■ Written exercise ■
From the listing that follows, output everything exactly except the pictures.

■ Stored entries ■
--- --- ---

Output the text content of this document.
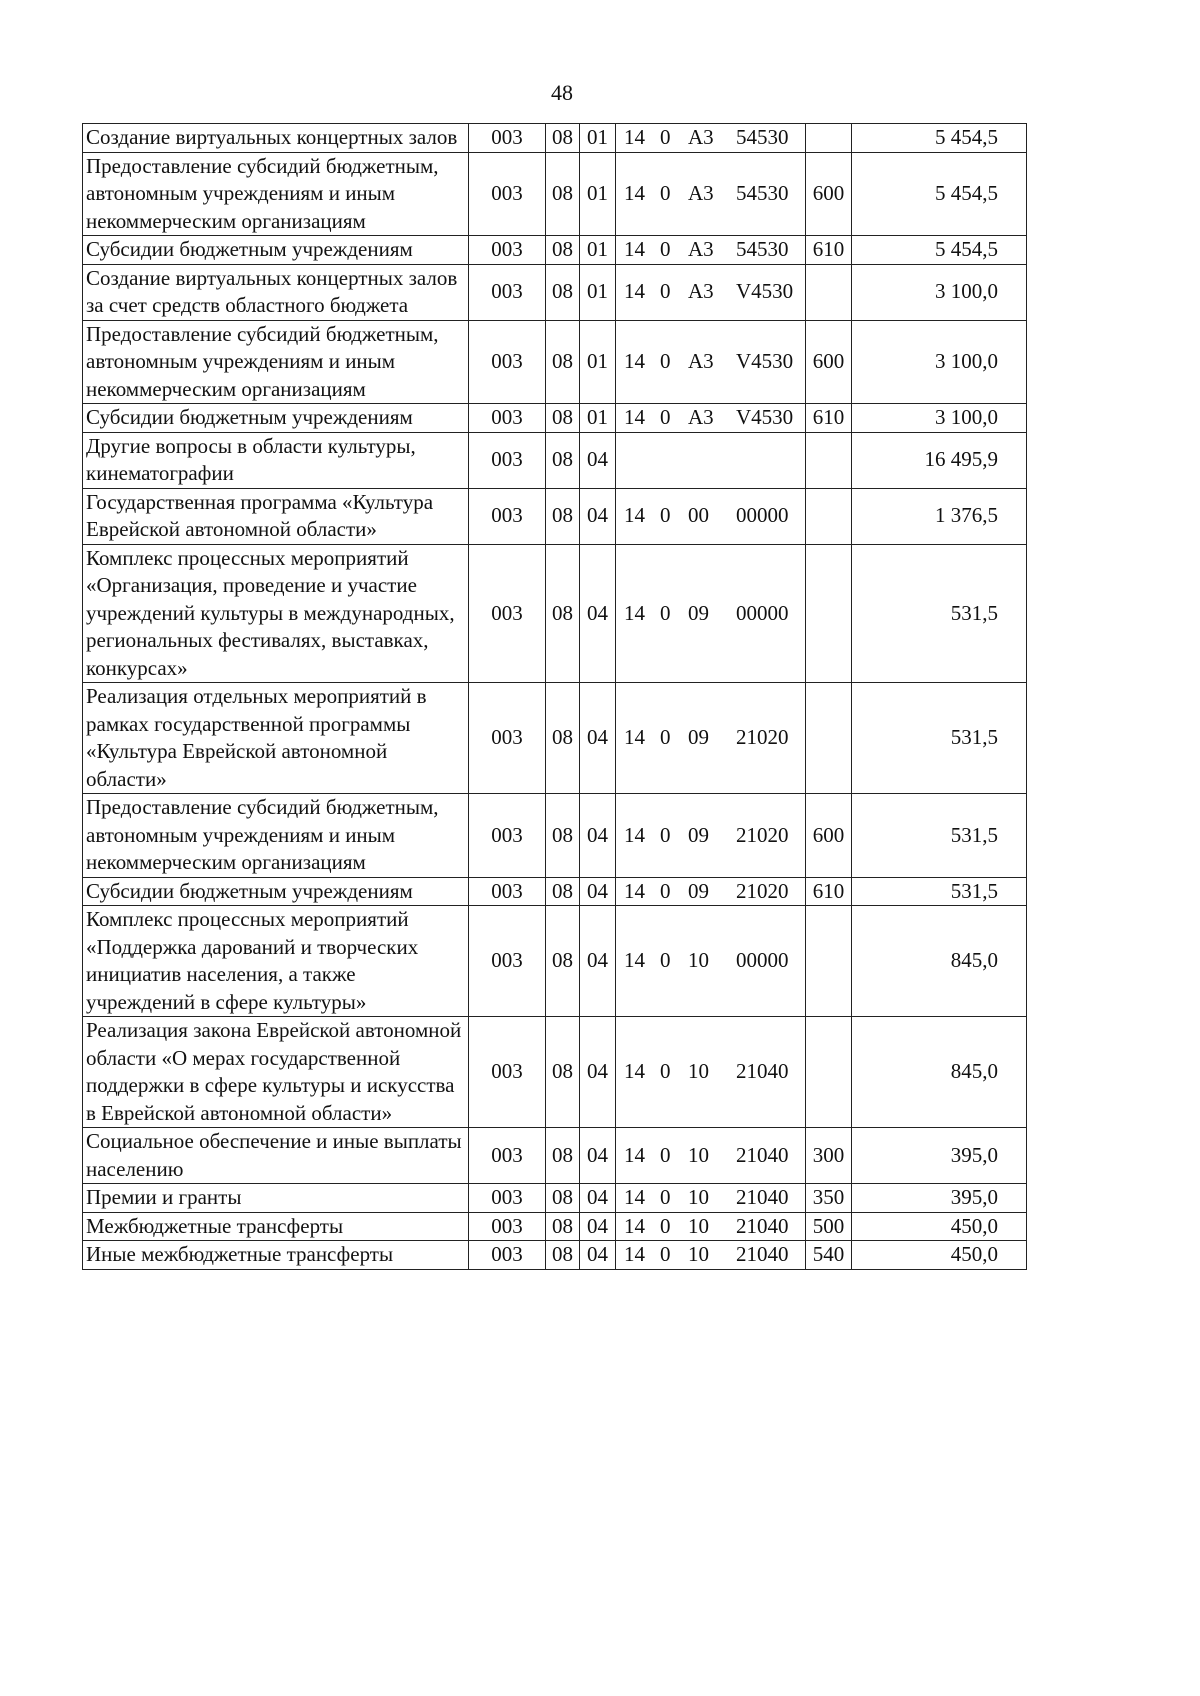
48
Создание виртуальных концертных залов	003	08	01	14 0 А3 54530		5 454,5
Предоставление субсидий бюджетным, автономным учреждениям и иным некоммерческим организациям	003	08	01	14 0 А3 54530	600	5 454,5
Субсидии бюджетным учреждениям	003	08	01	14 0 А3 54530	610	5 454,5
Создание виртуальных концертных залов за счет средств областного бюджета	003	08	01	14 0 А3 V4530		3 100,0
Предоставление субсидий бюджетным, автономным учреждениям и иным некоммерческим организациям	003	08	01	14 0 А3 V4530	600	3 100,0
Субсидии бюджетным учреждениям	003	08	01	14 0 А3 V4530	610	3 100,0
Другие вопросы в области культуры, кинематографии	003	08	04			16 495,9
Государственная программа «Культура Еврейской автономной области»	003	08	04	14 0 00 00000		1 376,5
Комплекс процессных мероприятий «Организация, проведение и участие учреждений культуры в международных, региональных фестивалях, выставках, конкурсах»	003	08	04	14 0 09 00000		531,5
Реализация отдельных мероприятий в рамках государственной программы «Культура Еврейской автономной области»	003	08	04	14 0 09 21020		531,5
Предоставление субсидий бюджетным, автономным учреждениям и иным некоммерческим организациям	003	08	04	14 0 09 21020	600	531,5
Субсидии бюджетным учреждениям	003	08	04	14 0 09 21020	610	531,5
Комплекс процессных мероприятий «Поддержка дарований и творческих инициатив населения, а также учреждений в сфере культуры»	003	08	04	14 0 10 00000		845,0
Реализация закона Еврейской автономной области «О мерах государственной поддержки в сфере культуры и искусства в Еврейской автономной области»	003	08	04	14 0 10 21040		845,0
Социальное обеспечение и иные выплаты населению	003	08	04	14 0 10 21040	300	395,0
Премии и гранты	003	08	04	14 0 10 21040	350	395,0
Межбюджетные трансферты	003	08	04	14 0 10 21040	500	450,0
Иные межбюджетные трансферты	003	08	04	14 0 10 21040	540	450,0
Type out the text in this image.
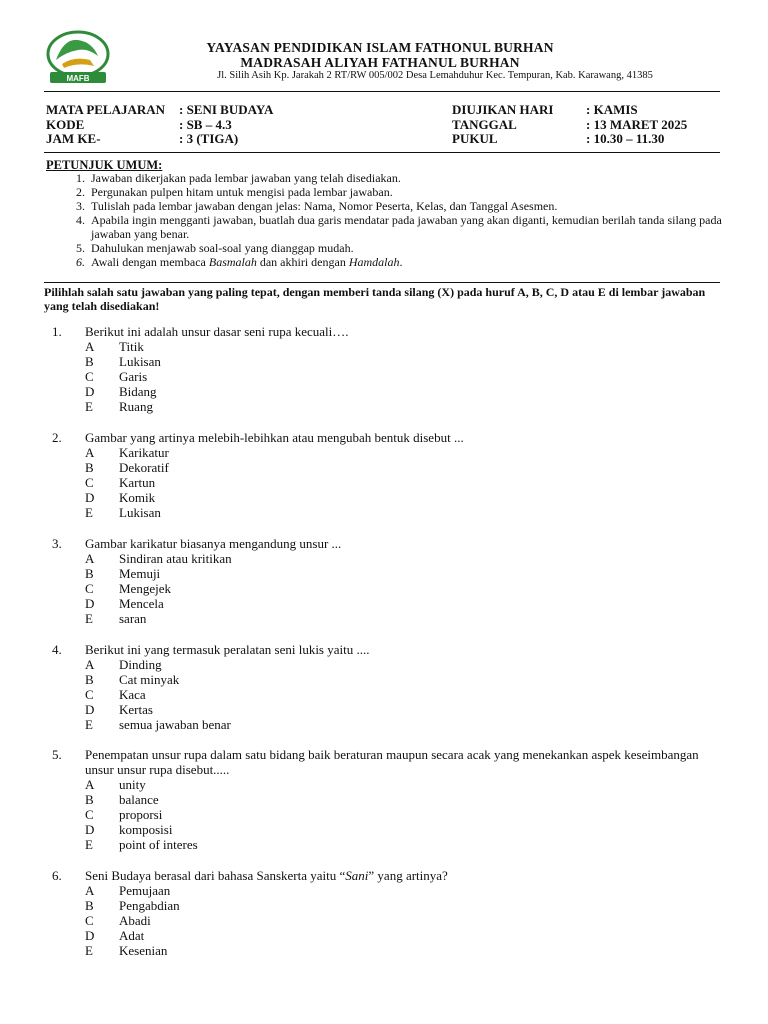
MAFB
YAYASAN PENDIDIKAN ISLAM FATHONUL BURHAN
MADRASAH ALIYAH FATHANUL BURHAN
Jl. Silih Asih Kp. Jarakah 2 RT/RW 005/002 Desa Lemahduhur Kec. Tempuran, Kab. Karawang, 41385
MATA PELAJARAN	: SENI BUDAYA
KODE	: SB – 4.3
JAM KE-	: 3 (TIGA)
DIUJIKAN HARI	: KAMIS
TANGGAL	: 13 MARET 2025
PUKUL	: 10.30 – 11.30
PETUNJUK UMUM:
1. Jawaban dikerjakan pada lembar jawaban yang telah disediakan.
2. Pergunakan pulpen hitam untuk mengisi pada lembar jawaban.
3. Tulislah pada lembar jawaban dengan jelas: Nama, Nomor Peserta, Kelas, dan Tanggal Asesmen.
4. Apabila ingin mengganti jawaban, buatlah dua garis mendatar pada jawaban yang akan diganti, kemudian berilah tanda silang pada jawaban yang benar.
5. Dahulukan menjawab soal-soal yang dianggap mudah.
6. Awali dengan membaca Basmalah dan akhiri dengan Hamdalah.
Pilihlah salah satu jawaban yang paling tepat, dengan memberi tanda silang (X) pada huruf A, B, C, D atau E di lembar jawaban yang telah disediakan!
1.	Berikut ini adalah unsur dasar seni rupa kecuali….
A	Titik
B	Lukisan
C	Garis
D	Bidang
E	Ruang
2.	Gambar yang artinya melebih-lebihkan atau mengubah bentuk disebut ...
A	Karikatur
B	Dekoratif
C	Kartun
D	Komik
E	Lukisan
3.	Gambar karikatur biasanya mengandung unsur ...
A	Sindiran atau kritikan
B	Memuji
C	Mengejek
D	Mencela
E	saran
4.	Berikut ini yang termasuk peralatan seni lukis yaitu ....
A	Dinding
B	Cat minyak
C	Kaca
D	Kertas
E	semua jawaban benar
5.	Penempatan unsur rupa dalam satu bidang baik beraturan maupun secara acak yang menekankan aspek keseimbangan unsur unsur rupa disebut.....
A	unity
B	balance
C	proporsi
D	komposisi
E	point of interes
6.	Seni Budaya berasal dari bahasa Sanskerta yaitu “Sani” yang artinya?
A	Pemujaan
B	Pengabdian
C	Abadi
D	Adat
E	Kesenian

--- --- ---

■ Written solution ■
Output the text content of this document.
48
Создание виртуальных концертных залов	003	08	01	14 0 А3 54530		5 454,5
Предоставление субсидий бюджетным, автономным учреждениям и иным некоммерческим организациям	003	08	01	14 0 А3 54530	600	5 454,5
Субсидии бюджетным учреждениям	003	08	01	14 0 А3 54530	610	5 454,5
Создание виртуальных концертных залов за счет средств областного бюджета	003	08	01	14 0 А3 V4530		3 100,0
Предоставление субсидий бюджетным, автономным учреждениям и иным некоммерческим организациям	003	08	01	14 0 А3 V4530	600	3 100,0
Субсидии бюджетным учреждениям	003	08	01	14 0 А3 V4530	610	3 100,0
Другие вопросы в области культуры, кинематографии	003	08	04			16 495,9
Государственная программа «Культура Еврейской автономной области»	003	08	04	14 0 00 00000		1 376,5
Комплекс процессных мероприятий «Организация, проведение и участие учреждений культуры в международных, региональных фестивалях, выставках, конкурсах»	003	08	04	14 0 09 00000		531,5
Реализация отдельных мероприятий в рамках государственной программы «Культура Еврейской автономной области»	003	08	04	14 0 09 21020		531,5
Предоставление субсидий бюджетным, автономным учреждениям и иным некоммерческим организациям	003	08	04	14 0 09 21020	600	531,5
Субсидии бюджетным учреждениям	003	08	04	14 0 09 21020	610	531,5
Комплекс процессных мероприятий «Поддержка дарований и творческих инициатив населения, а также учреждений в сфере культуры»	003	08	04	14 0 10 00000		845,0
Реализация закона Еврейской автономной области «О мерах государственной поддержки в сфере культуры и искусства в Еврейской автономной области»	003	08	04	14 0 10 21040		845,0
Социальное обеспечение и иные выплаты населению	003	08	04	14 0 10 21040	300	395,0
Премии и гранты	003	08	04	14 0 10 21040	350	395,0
Межбюджетные трансферты	003	08	04	14 0 10 21040	500	450,0
Иные межбюджетные трансферты	003	08	04	14 0 10 21040	540	450,0
Type out the text in this image.
MAFB
YAYASAN PENDIDIKAN ISLAM FATHONUL BURHAN
MADRASAH ALIYAH FATHANUL BURHAN
Jl. Silih Asih Kp. Jarakah 2 RT/RW 005/002 Desa Lemahduhur Kec. Tempuran, Kab. Karawang, 41385
MATA PELAJARAN	: SENI BUDAYA
KODE	: SB – 4.3
JAM KE-	: 3 (TIGA)
DIUJIKAN HARI	: KAMIS
TANGGAL	: 13 MARET 2025
PUKUL	: 10.30 – 11.30
PETUNJUK UMUM:
1. Jawaban dikerjakan pada lembar jawaban yang telah disediakan.
2. Pergunakan pulpen hitam untuk mengisi pada lembar jawaban.
3. Tulislah pada lembar jawaban dengan jelas: Nama, Nomor Peserta, Kelas, dan Tanggal Asesmen.
4. Apabila ingin mengganti jawaban, buatlah dua garis mendatar pada jawaban yang akan diganti, kemudian berilah tanda silang pada jawaban yang benar.
5. Dahulukan menjawab soal-soal yang dianggap mudah.
6. Awali dengan membaca Basmalah dan akhiri dengan Hamdalah.
Pilihlah salah satu jawaban yang paling tepat, dengan memberi tanda silang (X) pada huruf A, B, C, D atau E di lembar jawaban yang telah disediakan!
1.	Berikut ini adalah unsur dasar seni rupa kecuali….
A	Titik
B	Lukisan
C	Garis
D	Bidang
E	Ruang
2.	Gambar yang artinya melebih-lebihkan atau mengubah bentuk disebut ...
A	Karikatur
B	Dekoratif
C	Kartun
D	Komik
E	Lukisan
3.	Gambar karikatur biasanya mengandung unsur ...
A	Sindiran atau kritikan
B	Memuji
C	Mengejek
D	Mencela
E	saran
4.	Berikut ini yang termasuk peralatan seni lukis yaitu ....
A	Dinding
B	Cat minyak
C	Kaca
D	Kertas
E	semua jawaban benar
5.	Penempatan unsur rupa dalam satu bidang baik beraturan maupun secara acak yang menekankan aspek keseimbangan unsur unsur rupa disebut.....
A	unity
B	balance
C	proporsi
D	komposisi
E	point of interes
6.	Seni Budaya berasal dari bahasa Sanskerta yaitu “Sani” yang artinya?
A	Pemujaan
B	Pengabdian
C	Abadi
D	Adat
E	Kesenian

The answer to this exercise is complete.